> _Stated exercise_
Work out how many lines in the entries below include the word "Fault". Give nothing but the number.

> _Supplied records_
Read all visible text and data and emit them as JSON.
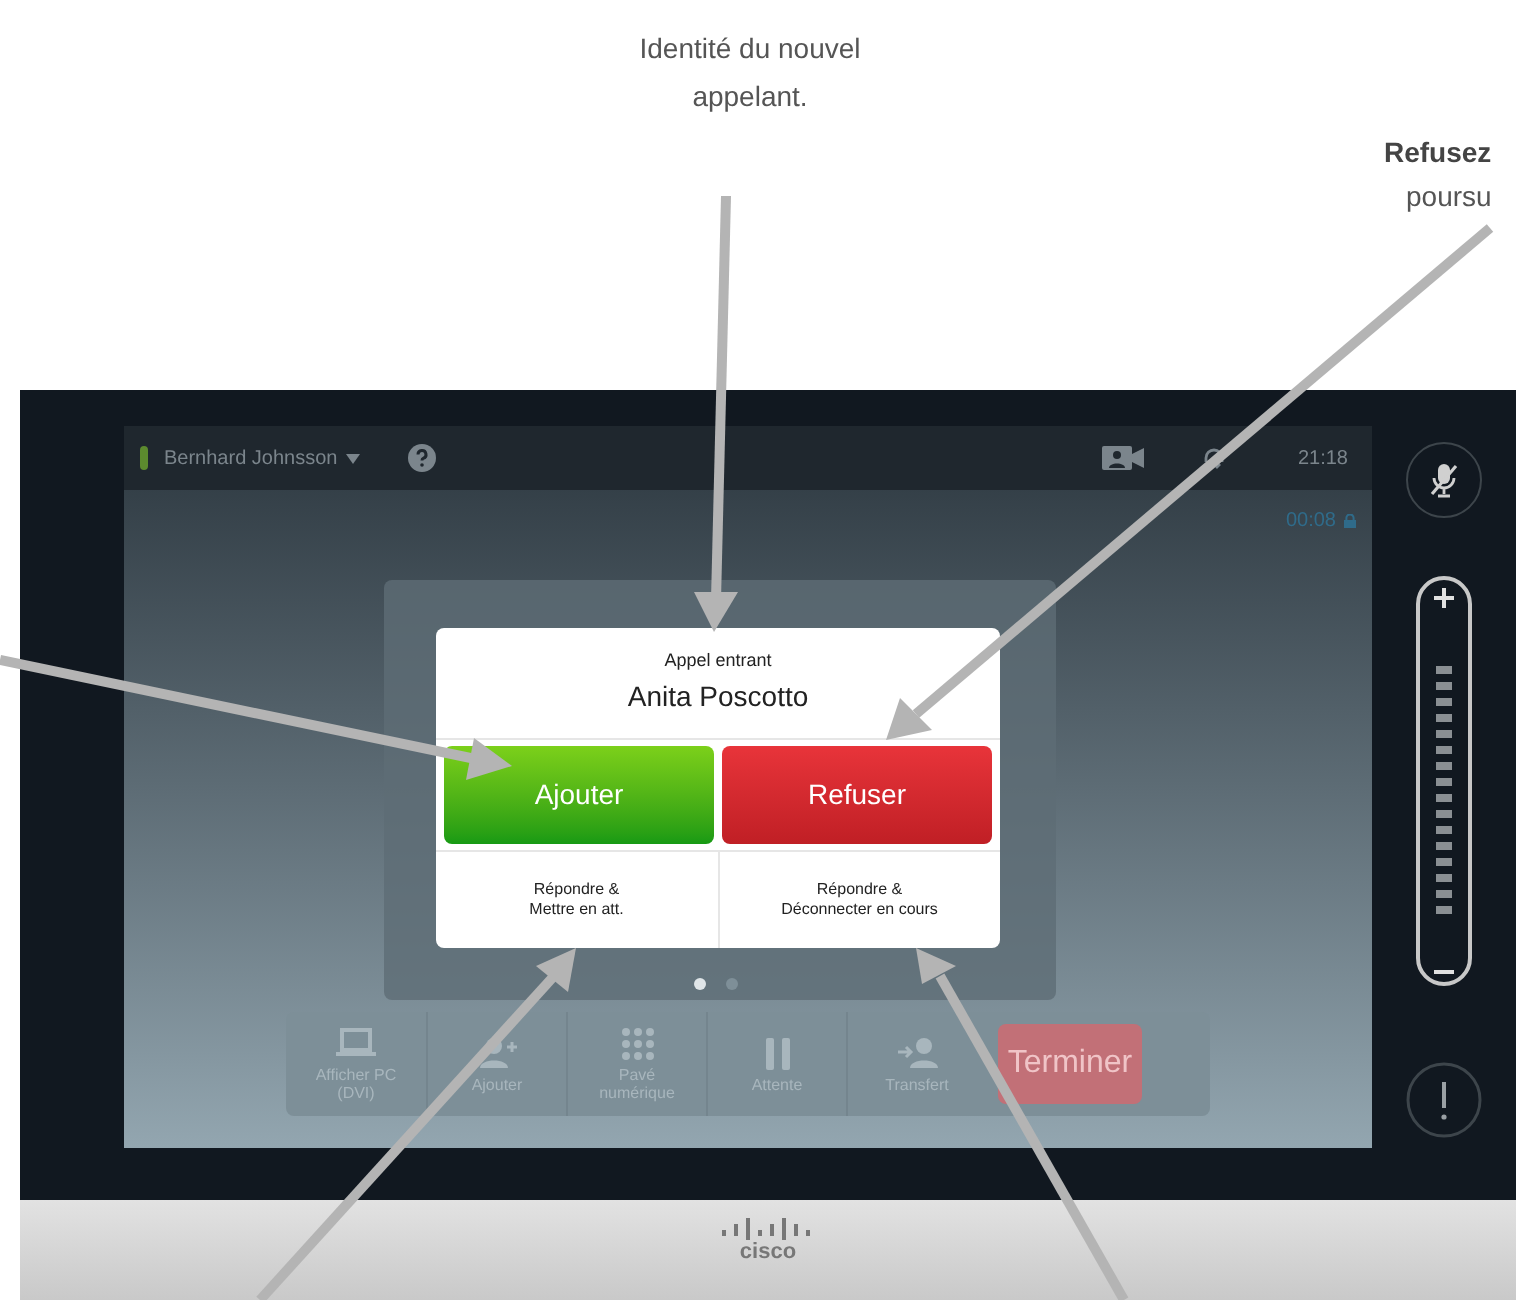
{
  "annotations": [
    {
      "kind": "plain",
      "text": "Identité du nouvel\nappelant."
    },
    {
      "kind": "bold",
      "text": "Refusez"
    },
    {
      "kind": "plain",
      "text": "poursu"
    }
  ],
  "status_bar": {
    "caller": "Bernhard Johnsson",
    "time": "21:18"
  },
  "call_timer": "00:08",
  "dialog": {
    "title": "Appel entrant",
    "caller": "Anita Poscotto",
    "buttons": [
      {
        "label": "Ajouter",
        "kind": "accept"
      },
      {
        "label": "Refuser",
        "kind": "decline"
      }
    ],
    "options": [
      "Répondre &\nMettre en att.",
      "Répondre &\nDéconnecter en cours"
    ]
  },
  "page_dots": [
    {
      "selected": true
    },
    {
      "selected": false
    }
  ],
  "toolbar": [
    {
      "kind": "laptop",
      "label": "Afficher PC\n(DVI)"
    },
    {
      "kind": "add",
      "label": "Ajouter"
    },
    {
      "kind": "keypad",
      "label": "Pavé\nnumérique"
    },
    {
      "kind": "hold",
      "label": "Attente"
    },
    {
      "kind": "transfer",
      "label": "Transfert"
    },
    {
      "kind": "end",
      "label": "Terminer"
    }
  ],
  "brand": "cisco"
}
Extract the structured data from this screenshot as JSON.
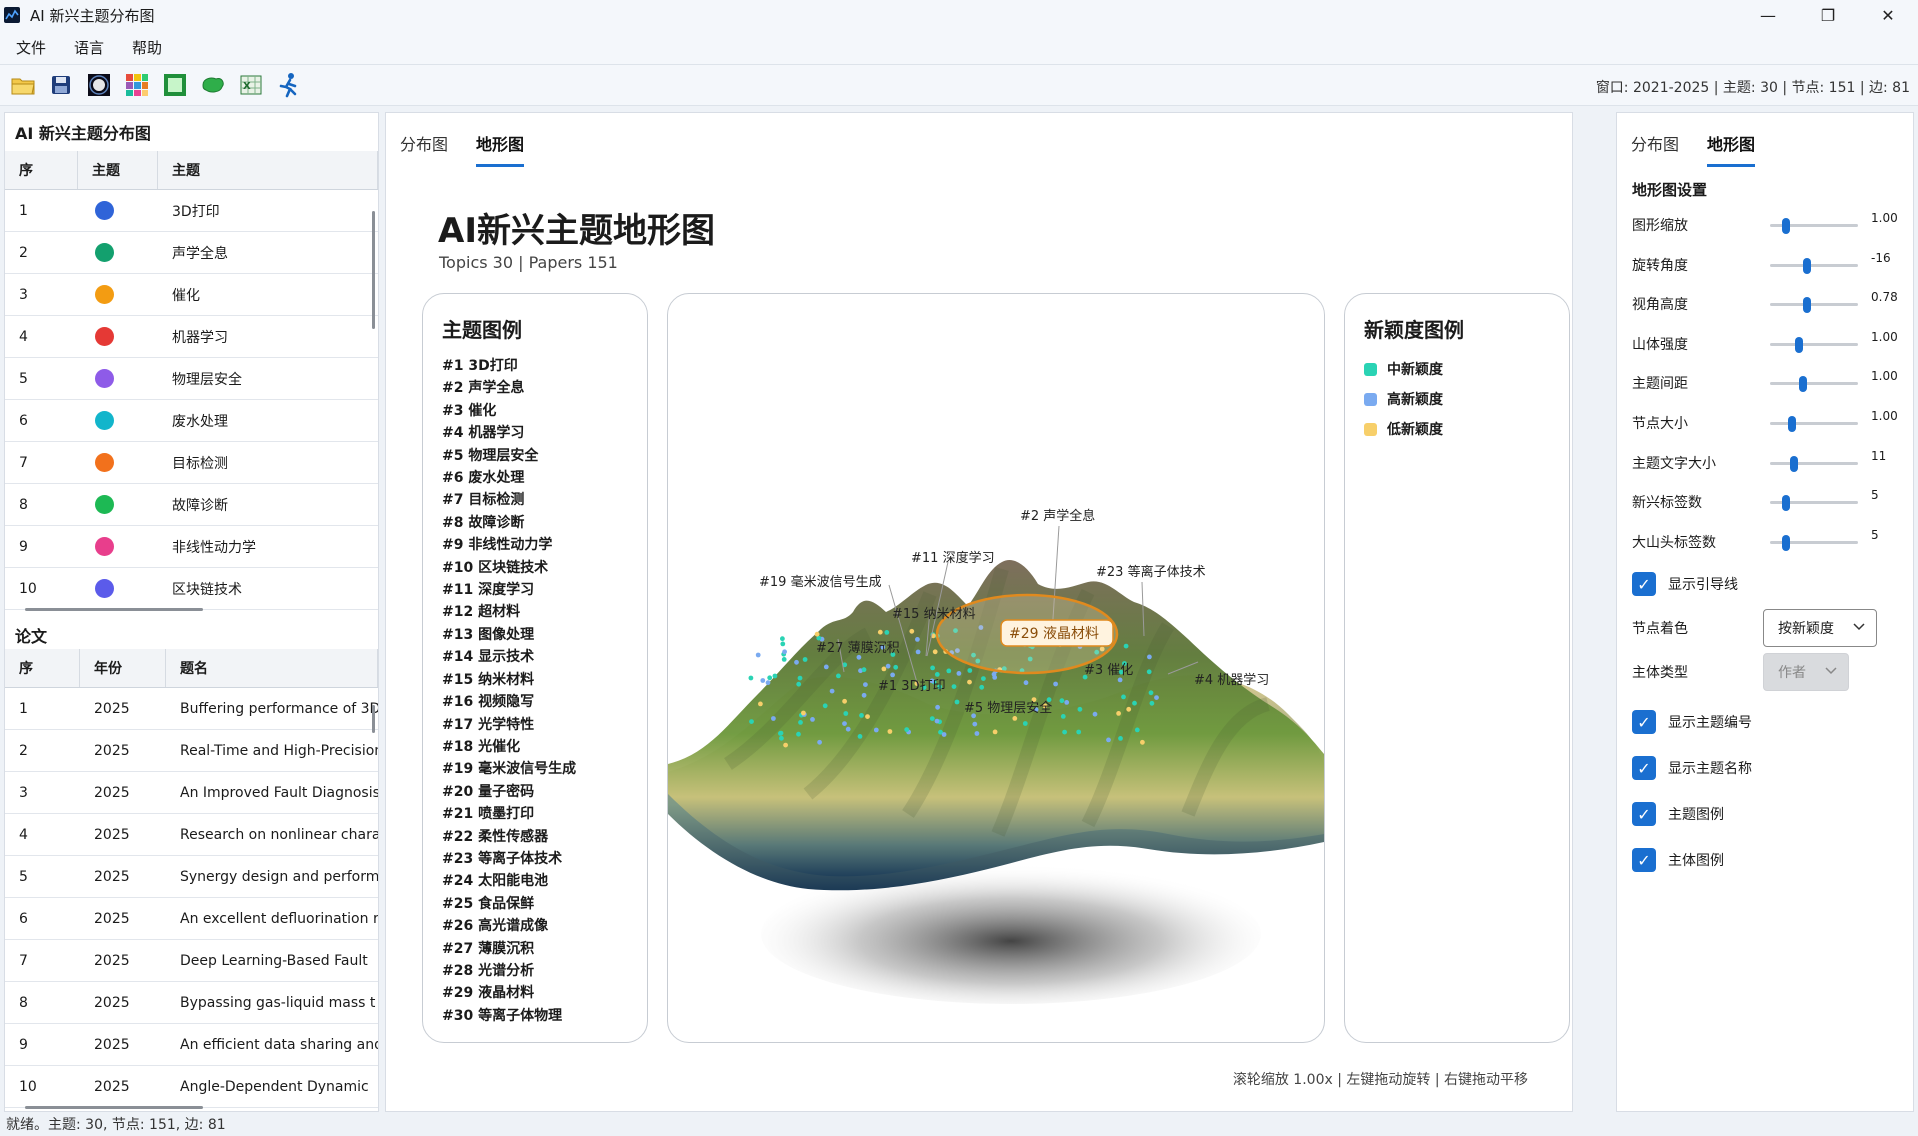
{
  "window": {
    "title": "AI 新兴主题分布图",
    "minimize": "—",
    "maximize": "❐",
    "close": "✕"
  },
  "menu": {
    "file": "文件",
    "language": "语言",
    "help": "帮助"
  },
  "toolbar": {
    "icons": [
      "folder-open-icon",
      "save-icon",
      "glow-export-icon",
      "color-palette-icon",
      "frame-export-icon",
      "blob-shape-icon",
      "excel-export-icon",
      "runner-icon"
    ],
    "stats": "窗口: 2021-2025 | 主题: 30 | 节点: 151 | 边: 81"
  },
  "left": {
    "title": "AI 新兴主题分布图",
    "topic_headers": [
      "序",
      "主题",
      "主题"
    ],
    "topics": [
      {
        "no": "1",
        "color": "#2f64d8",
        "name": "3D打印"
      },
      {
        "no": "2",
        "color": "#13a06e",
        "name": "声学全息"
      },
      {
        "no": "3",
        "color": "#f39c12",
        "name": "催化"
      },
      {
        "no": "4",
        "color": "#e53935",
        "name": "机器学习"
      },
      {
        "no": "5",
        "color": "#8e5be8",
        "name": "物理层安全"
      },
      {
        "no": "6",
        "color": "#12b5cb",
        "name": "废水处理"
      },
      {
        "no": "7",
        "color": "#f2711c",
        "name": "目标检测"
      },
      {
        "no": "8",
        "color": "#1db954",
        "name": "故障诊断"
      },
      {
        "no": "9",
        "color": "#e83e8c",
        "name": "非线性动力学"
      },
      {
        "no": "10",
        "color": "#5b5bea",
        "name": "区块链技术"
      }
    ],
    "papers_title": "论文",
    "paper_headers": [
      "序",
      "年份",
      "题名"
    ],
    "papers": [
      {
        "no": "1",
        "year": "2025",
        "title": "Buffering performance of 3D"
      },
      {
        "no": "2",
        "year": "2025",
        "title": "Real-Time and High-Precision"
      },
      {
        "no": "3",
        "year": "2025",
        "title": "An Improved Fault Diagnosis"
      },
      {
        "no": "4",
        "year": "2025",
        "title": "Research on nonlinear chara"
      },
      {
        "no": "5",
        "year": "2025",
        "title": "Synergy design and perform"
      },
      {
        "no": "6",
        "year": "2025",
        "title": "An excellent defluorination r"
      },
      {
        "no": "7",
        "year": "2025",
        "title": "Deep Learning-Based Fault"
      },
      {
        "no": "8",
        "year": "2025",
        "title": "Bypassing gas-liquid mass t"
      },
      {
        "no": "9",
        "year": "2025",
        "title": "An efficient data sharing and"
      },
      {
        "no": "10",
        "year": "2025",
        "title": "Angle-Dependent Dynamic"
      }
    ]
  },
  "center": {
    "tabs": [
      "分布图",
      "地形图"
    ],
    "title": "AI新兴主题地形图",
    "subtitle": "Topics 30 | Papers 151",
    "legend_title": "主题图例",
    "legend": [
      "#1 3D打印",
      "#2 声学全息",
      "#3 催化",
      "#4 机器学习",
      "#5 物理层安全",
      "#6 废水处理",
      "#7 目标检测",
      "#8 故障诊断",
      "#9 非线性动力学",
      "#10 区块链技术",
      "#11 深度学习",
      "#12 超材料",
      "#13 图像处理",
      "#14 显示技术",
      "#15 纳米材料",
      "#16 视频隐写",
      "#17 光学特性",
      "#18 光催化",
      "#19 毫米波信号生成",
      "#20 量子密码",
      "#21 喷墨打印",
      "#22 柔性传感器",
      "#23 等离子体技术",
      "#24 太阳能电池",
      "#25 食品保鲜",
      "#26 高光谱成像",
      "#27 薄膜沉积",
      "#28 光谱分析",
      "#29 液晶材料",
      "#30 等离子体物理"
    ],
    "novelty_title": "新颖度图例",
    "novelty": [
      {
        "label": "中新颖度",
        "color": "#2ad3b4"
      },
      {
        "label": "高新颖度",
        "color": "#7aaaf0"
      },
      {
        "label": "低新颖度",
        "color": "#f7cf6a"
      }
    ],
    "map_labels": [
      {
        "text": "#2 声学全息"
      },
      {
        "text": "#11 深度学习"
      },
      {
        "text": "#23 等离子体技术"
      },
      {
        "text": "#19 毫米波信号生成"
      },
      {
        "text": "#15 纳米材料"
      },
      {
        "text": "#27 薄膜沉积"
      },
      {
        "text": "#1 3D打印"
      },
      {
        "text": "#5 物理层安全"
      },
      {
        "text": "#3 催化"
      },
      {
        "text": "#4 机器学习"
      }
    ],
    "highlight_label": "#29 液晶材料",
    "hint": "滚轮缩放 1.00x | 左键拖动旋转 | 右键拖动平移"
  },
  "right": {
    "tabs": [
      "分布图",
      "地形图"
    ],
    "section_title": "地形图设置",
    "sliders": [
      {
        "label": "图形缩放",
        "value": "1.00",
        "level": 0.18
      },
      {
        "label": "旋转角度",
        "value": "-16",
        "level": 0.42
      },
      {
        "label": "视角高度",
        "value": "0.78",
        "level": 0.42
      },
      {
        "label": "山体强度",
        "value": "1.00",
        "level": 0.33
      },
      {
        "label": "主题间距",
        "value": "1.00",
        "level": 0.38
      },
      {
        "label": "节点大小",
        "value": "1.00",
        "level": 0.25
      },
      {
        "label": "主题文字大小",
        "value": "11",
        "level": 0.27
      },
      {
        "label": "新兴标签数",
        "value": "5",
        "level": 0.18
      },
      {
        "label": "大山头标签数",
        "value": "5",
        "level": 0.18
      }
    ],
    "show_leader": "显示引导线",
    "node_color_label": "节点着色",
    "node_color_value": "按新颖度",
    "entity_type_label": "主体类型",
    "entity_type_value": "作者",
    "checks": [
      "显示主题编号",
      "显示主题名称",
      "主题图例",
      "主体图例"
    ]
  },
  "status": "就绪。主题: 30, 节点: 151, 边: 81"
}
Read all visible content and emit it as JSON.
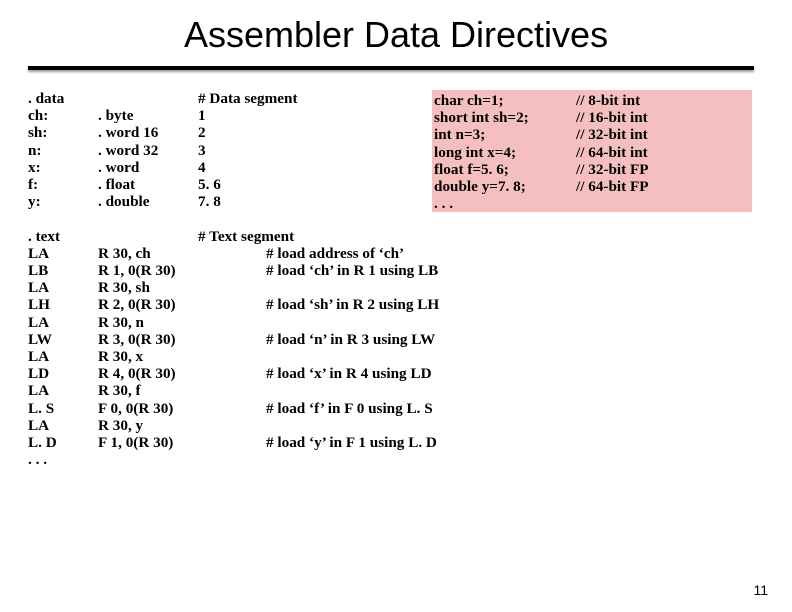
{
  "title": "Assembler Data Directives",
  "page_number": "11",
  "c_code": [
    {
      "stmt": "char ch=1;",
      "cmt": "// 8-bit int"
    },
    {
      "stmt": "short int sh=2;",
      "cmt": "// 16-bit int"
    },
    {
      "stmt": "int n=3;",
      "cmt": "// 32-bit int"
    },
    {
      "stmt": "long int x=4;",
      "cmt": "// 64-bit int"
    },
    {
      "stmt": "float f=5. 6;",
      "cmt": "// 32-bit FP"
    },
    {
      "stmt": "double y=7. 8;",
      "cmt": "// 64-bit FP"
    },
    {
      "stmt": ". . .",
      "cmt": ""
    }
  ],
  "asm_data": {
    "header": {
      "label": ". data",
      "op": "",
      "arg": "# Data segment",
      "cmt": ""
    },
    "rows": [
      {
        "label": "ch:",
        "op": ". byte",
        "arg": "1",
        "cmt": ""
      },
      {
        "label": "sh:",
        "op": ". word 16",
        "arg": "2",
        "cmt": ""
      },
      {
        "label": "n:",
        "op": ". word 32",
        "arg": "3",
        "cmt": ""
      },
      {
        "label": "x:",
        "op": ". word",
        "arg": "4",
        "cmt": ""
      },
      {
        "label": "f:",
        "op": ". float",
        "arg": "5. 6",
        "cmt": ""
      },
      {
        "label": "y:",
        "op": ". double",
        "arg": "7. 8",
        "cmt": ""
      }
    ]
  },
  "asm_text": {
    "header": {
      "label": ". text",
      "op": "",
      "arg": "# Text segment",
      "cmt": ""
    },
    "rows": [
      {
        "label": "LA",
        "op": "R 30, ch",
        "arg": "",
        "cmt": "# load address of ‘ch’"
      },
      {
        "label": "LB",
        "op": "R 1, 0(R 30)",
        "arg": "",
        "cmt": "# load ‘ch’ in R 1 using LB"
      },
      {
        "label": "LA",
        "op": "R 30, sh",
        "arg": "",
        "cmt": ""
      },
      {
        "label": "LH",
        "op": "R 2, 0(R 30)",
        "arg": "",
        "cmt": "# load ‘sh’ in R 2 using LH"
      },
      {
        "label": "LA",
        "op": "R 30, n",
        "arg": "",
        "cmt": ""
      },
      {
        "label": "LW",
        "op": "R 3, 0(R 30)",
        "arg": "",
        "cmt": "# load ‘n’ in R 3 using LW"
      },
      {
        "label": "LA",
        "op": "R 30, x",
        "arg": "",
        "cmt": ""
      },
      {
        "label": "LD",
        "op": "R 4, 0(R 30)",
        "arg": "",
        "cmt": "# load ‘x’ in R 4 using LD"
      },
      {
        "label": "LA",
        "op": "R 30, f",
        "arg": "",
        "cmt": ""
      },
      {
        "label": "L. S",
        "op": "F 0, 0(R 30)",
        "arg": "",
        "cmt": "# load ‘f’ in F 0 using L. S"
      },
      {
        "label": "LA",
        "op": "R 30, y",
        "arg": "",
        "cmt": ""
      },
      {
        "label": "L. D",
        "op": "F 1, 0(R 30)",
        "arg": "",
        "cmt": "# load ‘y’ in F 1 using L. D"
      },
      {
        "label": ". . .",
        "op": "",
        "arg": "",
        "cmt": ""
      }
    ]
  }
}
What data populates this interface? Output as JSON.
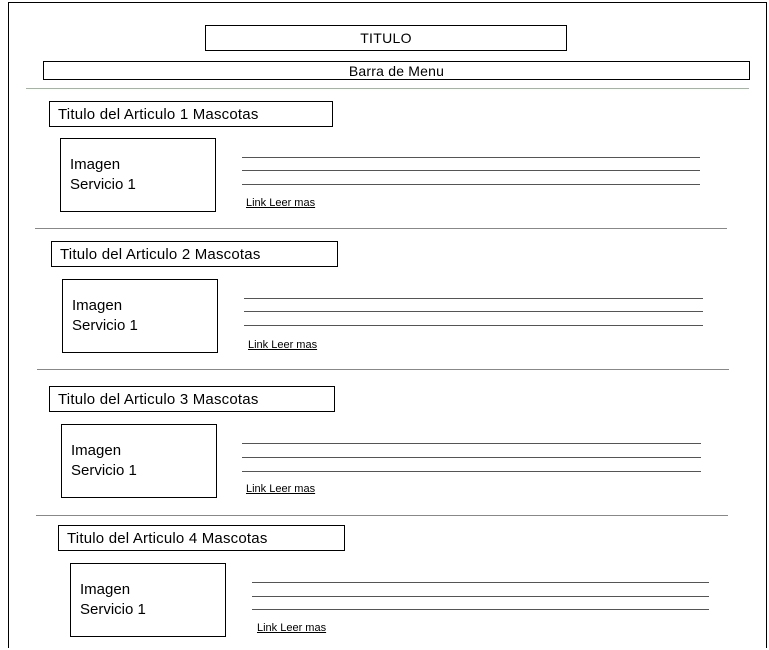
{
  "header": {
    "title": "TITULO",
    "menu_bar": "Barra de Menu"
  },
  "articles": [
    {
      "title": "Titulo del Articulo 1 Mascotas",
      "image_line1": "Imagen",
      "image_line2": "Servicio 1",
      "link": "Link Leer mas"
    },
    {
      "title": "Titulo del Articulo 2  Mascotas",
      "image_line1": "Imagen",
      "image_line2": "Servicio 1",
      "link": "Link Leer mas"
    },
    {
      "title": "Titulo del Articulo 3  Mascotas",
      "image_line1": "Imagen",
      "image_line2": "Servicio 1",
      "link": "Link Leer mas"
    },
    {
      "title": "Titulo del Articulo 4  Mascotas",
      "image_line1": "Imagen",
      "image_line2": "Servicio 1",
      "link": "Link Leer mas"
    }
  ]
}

> _Complete answer_
2